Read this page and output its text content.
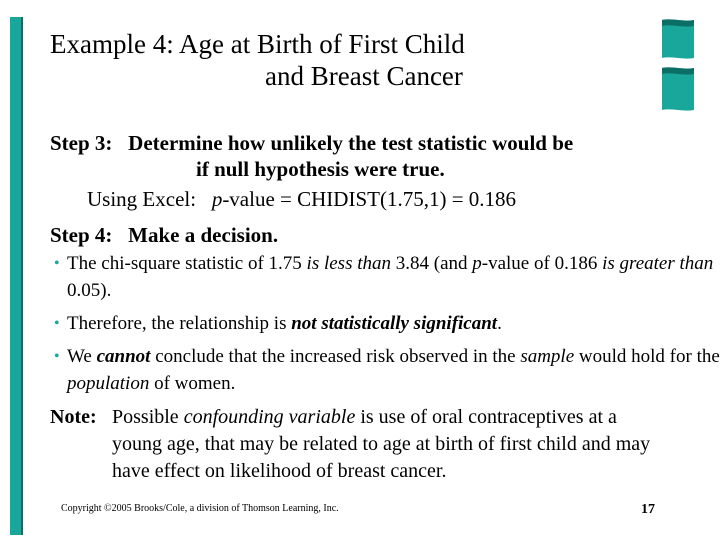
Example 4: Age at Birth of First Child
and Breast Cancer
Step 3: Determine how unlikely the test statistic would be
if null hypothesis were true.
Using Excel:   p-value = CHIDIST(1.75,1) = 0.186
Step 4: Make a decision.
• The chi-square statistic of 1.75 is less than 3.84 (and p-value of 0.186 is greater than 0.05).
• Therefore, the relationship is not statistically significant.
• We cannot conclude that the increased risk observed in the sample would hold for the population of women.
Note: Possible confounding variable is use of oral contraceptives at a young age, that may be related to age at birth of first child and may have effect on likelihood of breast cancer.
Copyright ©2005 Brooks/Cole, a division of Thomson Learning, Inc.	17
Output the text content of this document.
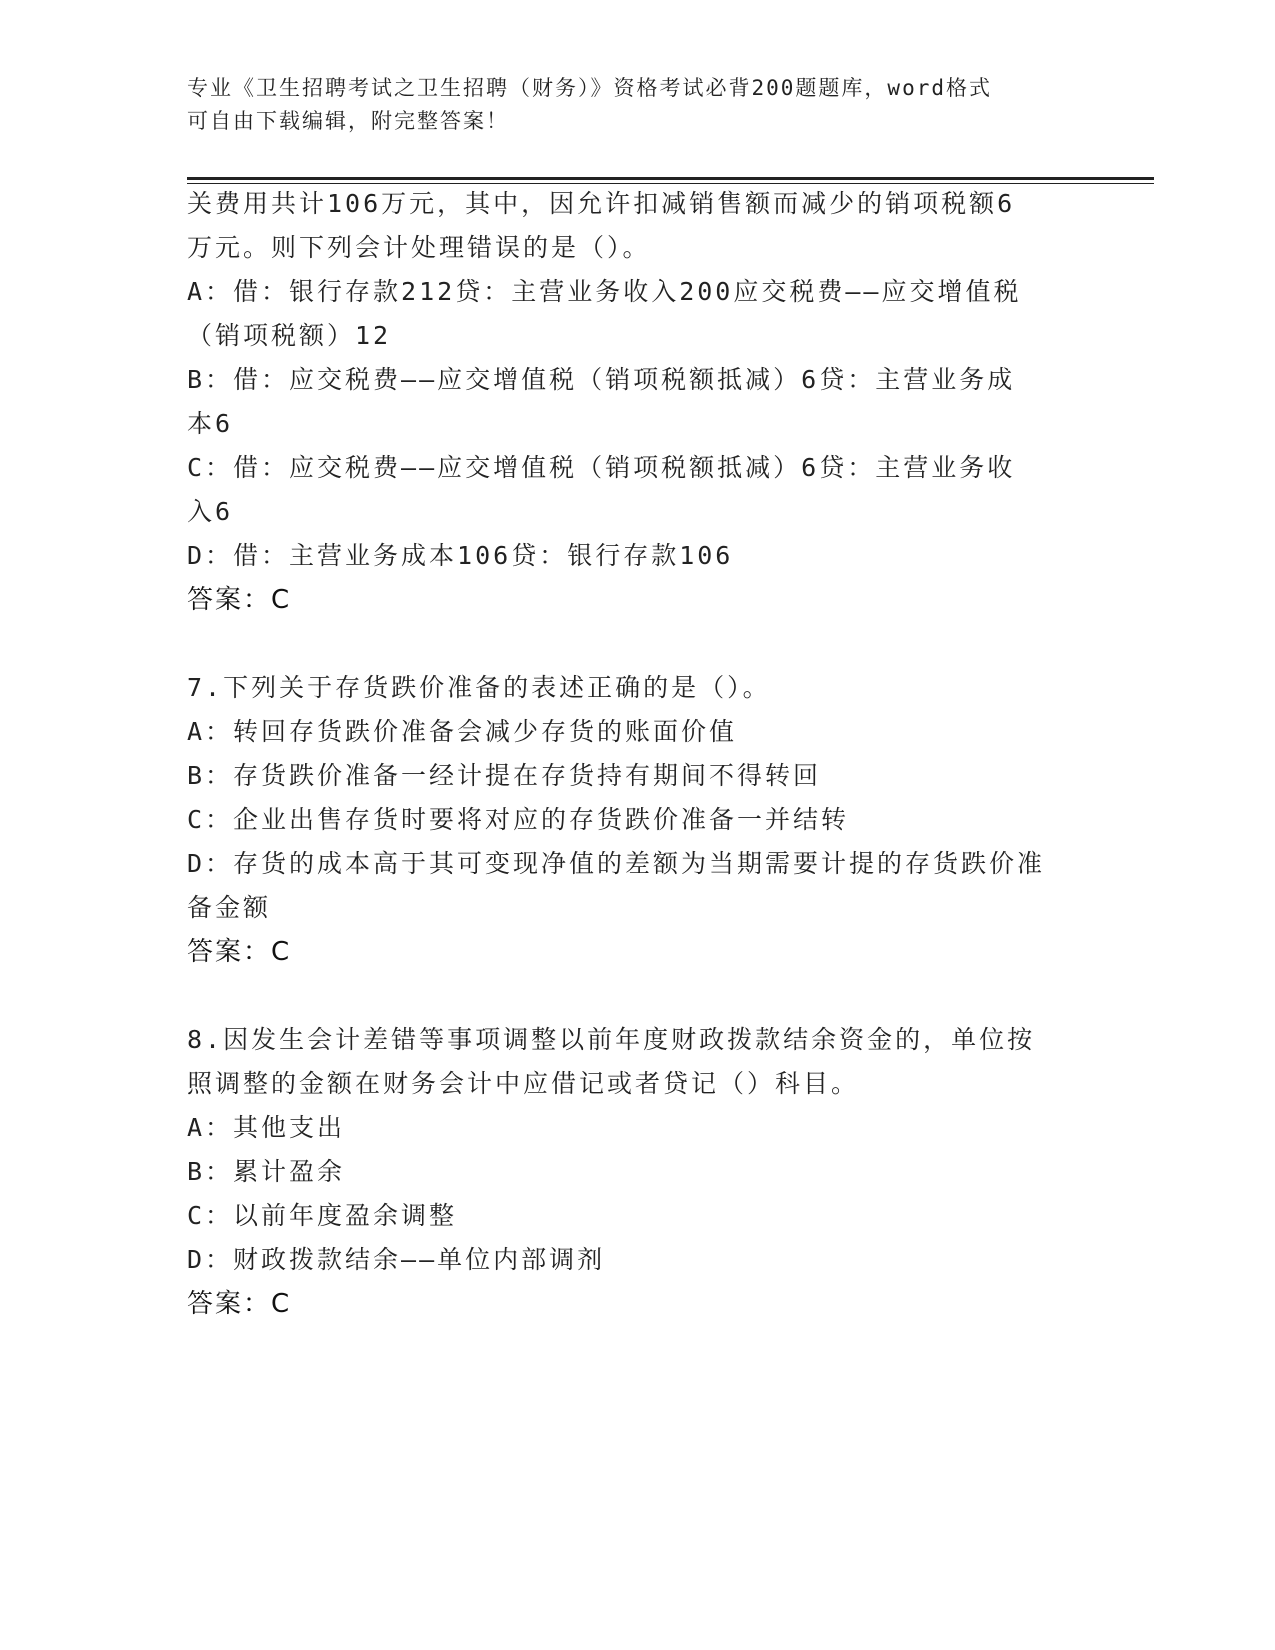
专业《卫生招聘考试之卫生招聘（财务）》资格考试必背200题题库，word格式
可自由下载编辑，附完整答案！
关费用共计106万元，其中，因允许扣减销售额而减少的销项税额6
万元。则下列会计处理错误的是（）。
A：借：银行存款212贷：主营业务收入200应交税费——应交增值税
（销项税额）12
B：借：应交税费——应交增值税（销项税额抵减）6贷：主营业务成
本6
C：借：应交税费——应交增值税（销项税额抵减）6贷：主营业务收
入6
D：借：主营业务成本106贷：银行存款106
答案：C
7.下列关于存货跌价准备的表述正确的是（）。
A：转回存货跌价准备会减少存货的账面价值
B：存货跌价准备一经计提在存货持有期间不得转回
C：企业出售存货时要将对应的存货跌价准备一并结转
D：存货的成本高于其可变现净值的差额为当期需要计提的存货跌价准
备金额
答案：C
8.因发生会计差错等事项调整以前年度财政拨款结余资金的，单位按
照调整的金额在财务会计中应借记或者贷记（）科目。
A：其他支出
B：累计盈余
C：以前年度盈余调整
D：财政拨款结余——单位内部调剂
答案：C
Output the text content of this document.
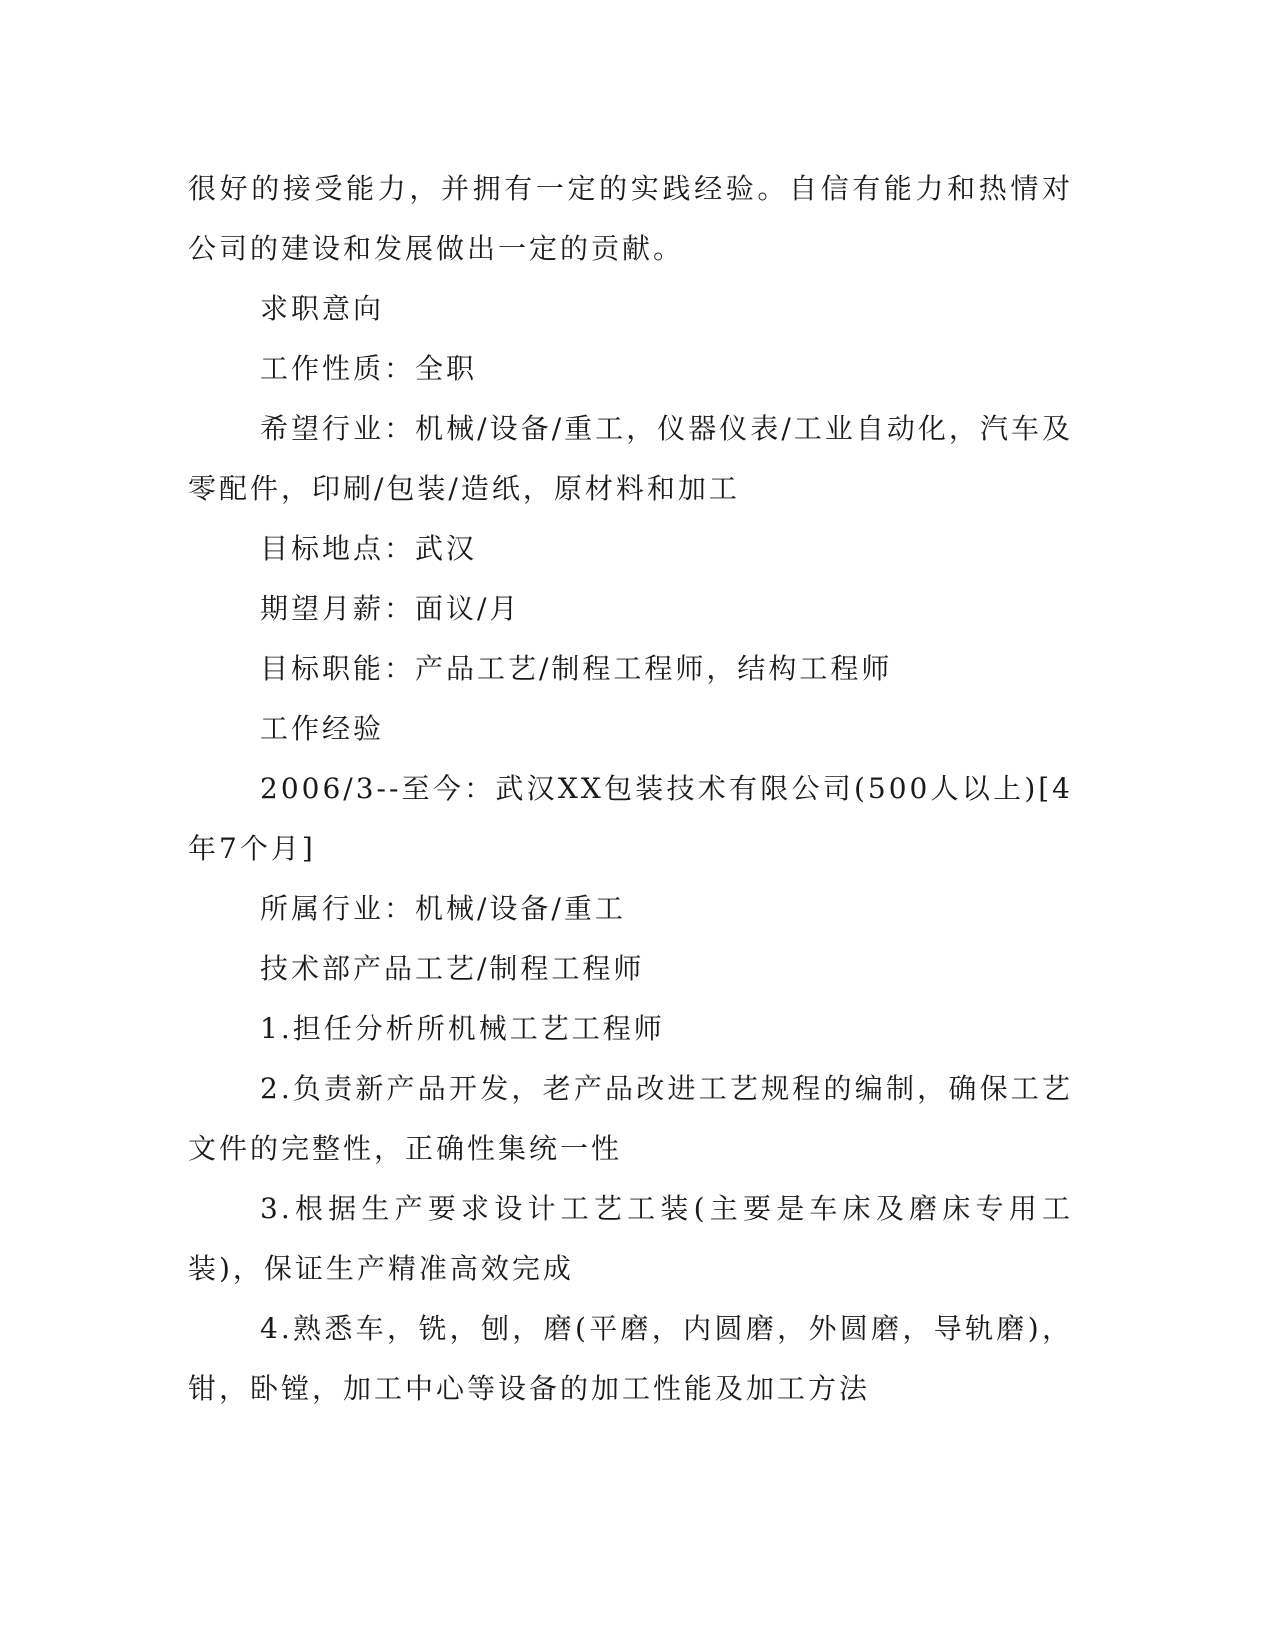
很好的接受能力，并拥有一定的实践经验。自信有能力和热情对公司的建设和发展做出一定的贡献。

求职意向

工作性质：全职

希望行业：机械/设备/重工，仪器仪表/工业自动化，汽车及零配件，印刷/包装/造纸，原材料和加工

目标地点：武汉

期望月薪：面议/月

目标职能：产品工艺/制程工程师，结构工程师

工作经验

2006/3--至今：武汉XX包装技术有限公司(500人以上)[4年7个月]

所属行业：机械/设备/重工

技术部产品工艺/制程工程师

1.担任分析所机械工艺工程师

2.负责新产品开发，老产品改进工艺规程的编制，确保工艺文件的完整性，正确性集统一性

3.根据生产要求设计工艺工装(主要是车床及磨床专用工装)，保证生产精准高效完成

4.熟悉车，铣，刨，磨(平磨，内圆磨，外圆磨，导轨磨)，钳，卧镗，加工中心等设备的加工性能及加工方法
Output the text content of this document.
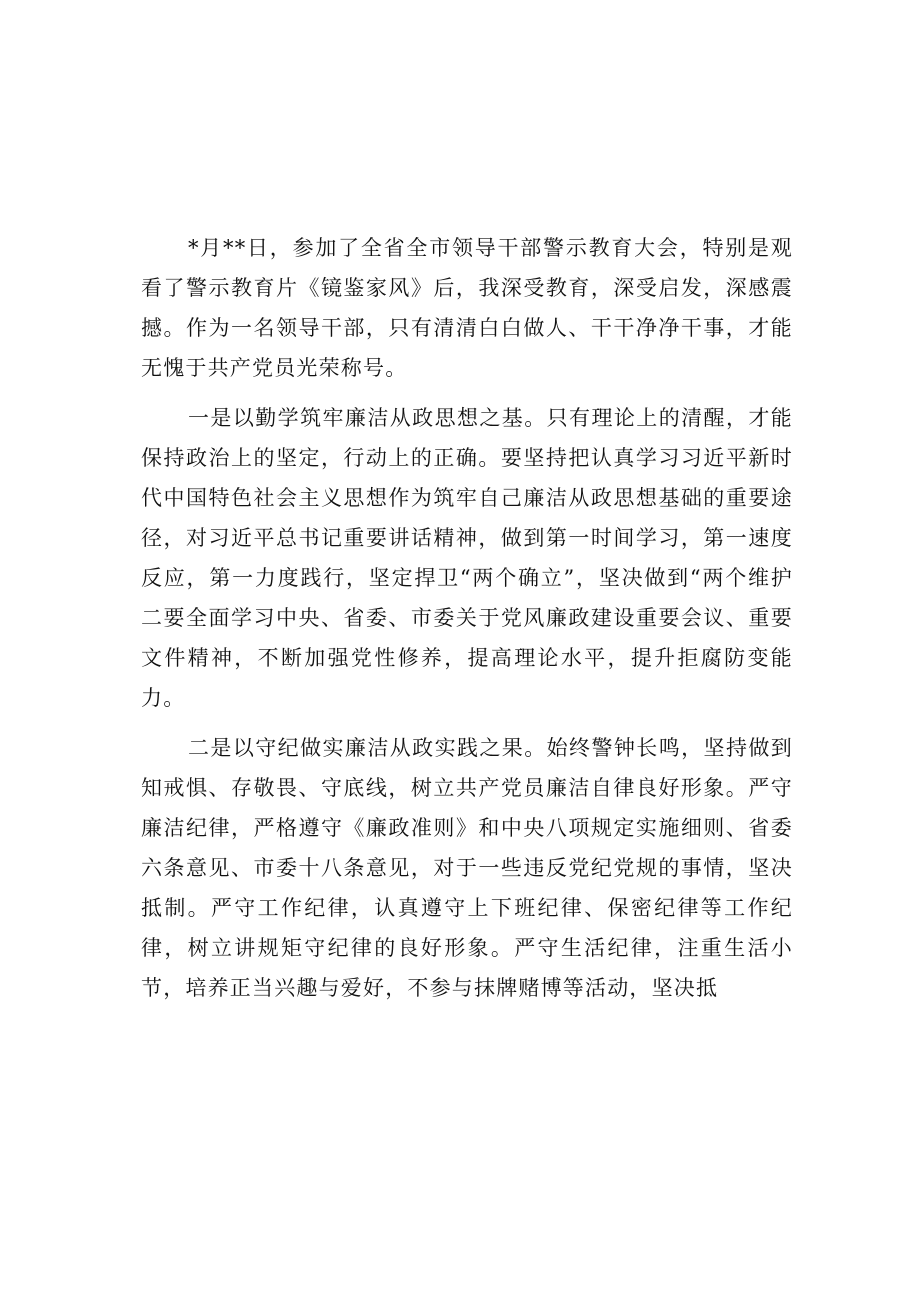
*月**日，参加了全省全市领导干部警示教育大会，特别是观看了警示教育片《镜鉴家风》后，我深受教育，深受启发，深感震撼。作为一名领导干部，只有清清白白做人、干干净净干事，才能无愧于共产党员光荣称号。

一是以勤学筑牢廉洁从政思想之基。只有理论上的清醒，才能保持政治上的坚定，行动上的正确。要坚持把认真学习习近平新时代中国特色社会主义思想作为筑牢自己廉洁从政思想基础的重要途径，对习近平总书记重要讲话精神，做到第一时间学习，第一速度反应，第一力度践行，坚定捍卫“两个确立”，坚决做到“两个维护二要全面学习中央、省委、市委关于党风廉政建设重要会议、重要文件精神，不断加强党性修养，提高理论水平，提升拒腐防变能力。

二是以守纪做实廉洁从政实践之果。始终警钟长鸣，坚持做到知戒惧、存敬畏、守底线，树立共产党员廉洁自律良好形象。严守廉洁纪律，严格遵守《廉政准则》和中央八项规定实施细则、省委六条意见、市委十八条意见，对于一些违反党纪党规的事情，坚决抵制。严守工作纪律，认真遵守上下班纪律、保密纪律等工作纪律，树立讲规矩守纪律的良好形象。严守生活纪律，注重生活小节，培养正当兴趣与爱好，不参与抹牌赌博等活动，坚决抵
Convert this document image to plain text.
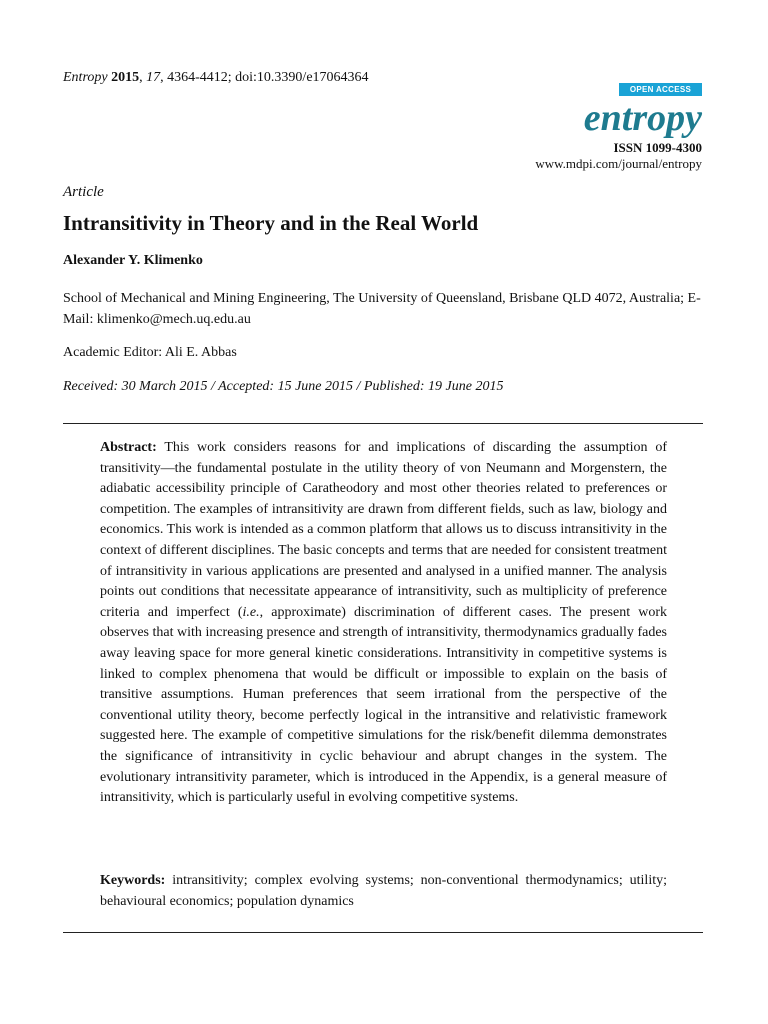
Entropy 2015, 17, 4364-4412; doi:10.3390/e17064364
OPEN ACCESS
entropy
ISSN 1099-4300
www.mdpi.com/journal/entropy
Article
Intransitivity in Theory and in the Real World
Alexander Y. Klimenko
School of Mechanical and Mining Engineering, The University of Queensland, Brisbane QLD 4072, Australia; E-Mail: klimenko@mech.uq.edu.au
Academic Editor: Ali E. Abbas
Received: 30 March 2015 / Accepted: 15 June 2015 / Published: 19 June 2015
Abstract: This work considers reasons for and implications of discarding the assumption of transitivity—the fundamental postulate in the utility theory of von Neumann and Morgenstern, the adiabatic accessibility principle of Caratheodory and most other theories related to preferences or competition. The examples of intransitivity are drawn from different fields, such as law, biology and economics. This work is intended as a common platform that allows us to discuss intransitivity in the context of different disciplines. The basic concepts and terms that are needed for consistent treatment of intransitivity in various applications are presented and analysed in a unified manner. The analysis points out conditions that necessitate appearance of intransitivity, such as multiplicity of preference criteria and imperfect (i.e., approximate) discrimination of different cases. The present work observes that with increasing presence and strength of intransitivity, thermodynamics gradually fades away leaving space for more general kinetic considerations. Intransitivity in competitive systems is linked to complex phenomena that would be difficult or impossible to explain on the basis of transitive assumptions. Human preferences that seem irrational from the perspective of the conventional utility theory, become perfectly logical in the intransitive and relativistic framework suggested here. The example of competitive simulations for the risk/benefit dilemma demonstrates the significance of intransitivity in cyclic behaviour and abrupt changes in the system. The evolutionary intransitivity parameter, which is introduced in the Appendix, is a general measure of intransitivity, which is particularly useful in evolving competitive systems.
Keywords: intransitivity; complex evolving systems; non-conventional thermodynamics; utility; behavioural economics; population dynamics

──────

Without including any pictures, print all of the material exactly as given.

## REPLY
Read this page and output its text content.
Example 4: Age at Birth of First Child
and Breast Cancer
Step 3: Determine how unlikely the test statistic would be
if null hypothesis were true.
Using Excel:   p-value = CHIDIST(1.75,1) = 0.186
Step 4: Make a decision.
• The chi-square statistic of 1.75 is less than 3.84 (and p-value of 0.186 is greater than 0.05).
• Therefore, the relationship is not statistically significant.
• We cannot conclude that the increased risk observed in the sample would hold for the population of women.
Note: Possible confounding variable is use of oral contraceptives at a young age, that may be related to age at birth of first child and may have effect on likelihood of breast cancer.
Copyright ©2005 Brooks/Cole, a division of Thomson Learning, Inc.	17
Output the text content of this document.
专业《卫生招聘考试之卫生招聘（财务）》资格考试必背200题题库，word格式
可自由下载编辑，附完整答案！
关费用共计106万元，其中，因允许扣减销售额而减少的销项税额6
万元。则下列会计处理错误的是（）。
A：借：银行存款212贷：主营业务收入200应交税费——应交增值税
（销项税额）12
B：借：应交税费——应交增值税（销项税额抵减）6贷：主营业务成
本6
C：借：应交税费——应交增值税（销项税额抵减）6贷：主营业务收
入6
D：借：主营业务成本106贷：银行存款106
答案：C
7.下列关于存货跌价准备的表述正确的是（）。
A：转回存货跌价准备会减少存货的账面价值
B：存货跌价准备一经计提在存货持有期间不得转回
C：企业出售存货时要将对应的存货跌价准备一并结转
D：存货的成本高于其可变现净值的差额为当期需要计提的存货跌价准
备金额
答案：C
8.因发生会计差错等事项调整以前年度财政拨款结余资金的，单位按
照调整的金额在财务会计中应借记或者贷记（）科目。
A：其他支出
B：累计盈余
C：以前年度盈余调整
D：财政拨款结余——单位内部调剂
答案：C
Output the text content of this document.
很好的接受能力，并拥有一定的实践经验。自信有能力和热情对公司的建设和发展做出一定的贡献。

求职意向

工作性质：全职

希望行业：机械/设备/重工，仪器仪表/工业自动化，汽车及零配件，印刷/包装/造纸，原材料和加工

目标地点：武汉

期望月薪：面议/月

目标职能：产品工艺/制程工程师，结构工程师

工作经验

2006/3--至今：武汉XX包装技术有限公司(500人以上)[4年7个月]

所属行业：机械/设备/重工

技术部产品工艺/制程工程师

1.担任分析所机械工艺工程师

2.负责新产品开发，老产品改进工艺规程的编制，确保工艺文件的完整性，正确性集统一性

3.根据生产要求设计工艺工装(主要是车床及磨床专用工装)，保证生产精准高效完成

4.熟悉车，铣，刨，磨(平磨，内圆磨，外圆磨，导轨磨)，钳，卧镗，加工中心等设备的加工性能及加工方法
Output the text content of this document.
*月**日，参加了全省全市领导干部警示教育大会，特别是观看了警示教育片《镜鉴家风》后，我深受教育，深受启发，深感震撼。作为一名领导干部，只有清清白白做人、干干净净干事，才能无愧于共产党员光荣称号。

一是以勤学筑牢廉洁从政思想之基。只有理论上的清醒，才能保持政治上的坚定，行动上的正确。要坚持把认真学习习近平新时代中国特色社会主义思想作为筑牢自己廉洁从政思想基础的重要途径，对习近平总书记重要讲话精神，做到第一时间学习，第一速度反应，第一力度践行，坚定捍卫“两个确立”，坚决做到“两个维护二要全面学习中央、省委、市委关于党风廉政建设重要会议、重要文件精神，不断加强党性修养，提高理论水平，提升拒腐防变能力。

二是以守纪做实廉洁从政实践之果。始终警钟长鸣，坚持做到知戒惧、存敬畏、守底线，树立共产党员廉洁自律良好形象。严守廉洁纪律，严格遵守《廉政准则》和中央八项规定实施细则、省委六条意见、市委十八条意见，对于一些违反党纪党规的事情，坚决抵制。严守工作纪律，认真遵守上下班纪律、保密纪律等工作纪律，树立讲规矩守纪律的良好形象。严守生活纪律，注重生活小节，培养正当兴趣与爱好，不参与抹牌赌博等活动，坚决抵
Convert this document image to plain text.
Entropy 2015, 17, 4364-4412; doi:10.3390/e17064364
OPEN ACCESS
entropy
ISSN 1099-4300
www.mdpi.com/journal/entropy
Article
Intransitivity in Theory and in the Real World
Alexander Y. Klimenko
School of Mechanical and Mining Engineering, The University of Queensland, Brisbane QLD 4072, Australia; E-Mail: klimenko@mech.uq.edu.au
Academic Editor: Ali E. Abbas
Received: 30 March 2015 / Accepted: 15 June 2015 / Published: 19 June 2015
Abstract: This work considers reasons for and implications of discarding the assumption of transitivity—the fundamental postulate in the utility theory of von Neumann and Morgenstern, the adiabatic accessibility principle of Caratheodory and most other theories related to preferences or competition. The examples of intransitivity are drawn from different fields, such as law, biology and economics. This work is intended as a common platform that allows us to discuss intransitivity in the context of different disciplines. The basic concepts and terms that are needed for consistent treatment of intransitivity in various applications are presented and analysed in a unified manner. The analysis points out conditions that necessitate appearance of intransitivity, such as multiplicity of preference criteria and imperfect (i.e., approximate) discrimination of different cases. The present work observes that with increasing presence and strength of intransitivity, thermodynamics gradually fades away leaving space for more general kinetic considerations. Intransitivity in competitive systems is linked to complex phenomena that would be difficult or impossible to explain on the basis of transitive assumptions. Human preferences that seem irrational from the perspective of the conventional utility theory, become perfectly logical in the intransitive and relativistic framework suggested here. The example of competitive simulations for the risk/benefit dilemma demonstrates the significance of intransitivity in cyclic behaviour and abrupt changes in the system. The evolutionary intransitivity parameter, which is introduced in the Appendix, is a general measure of intransitivity, which is particularly useful in evolving competitive systems.
Keywords: intransitivity; complex evolving systems; non-conventional thermodynamics; utility; behavioural economics; population dynamics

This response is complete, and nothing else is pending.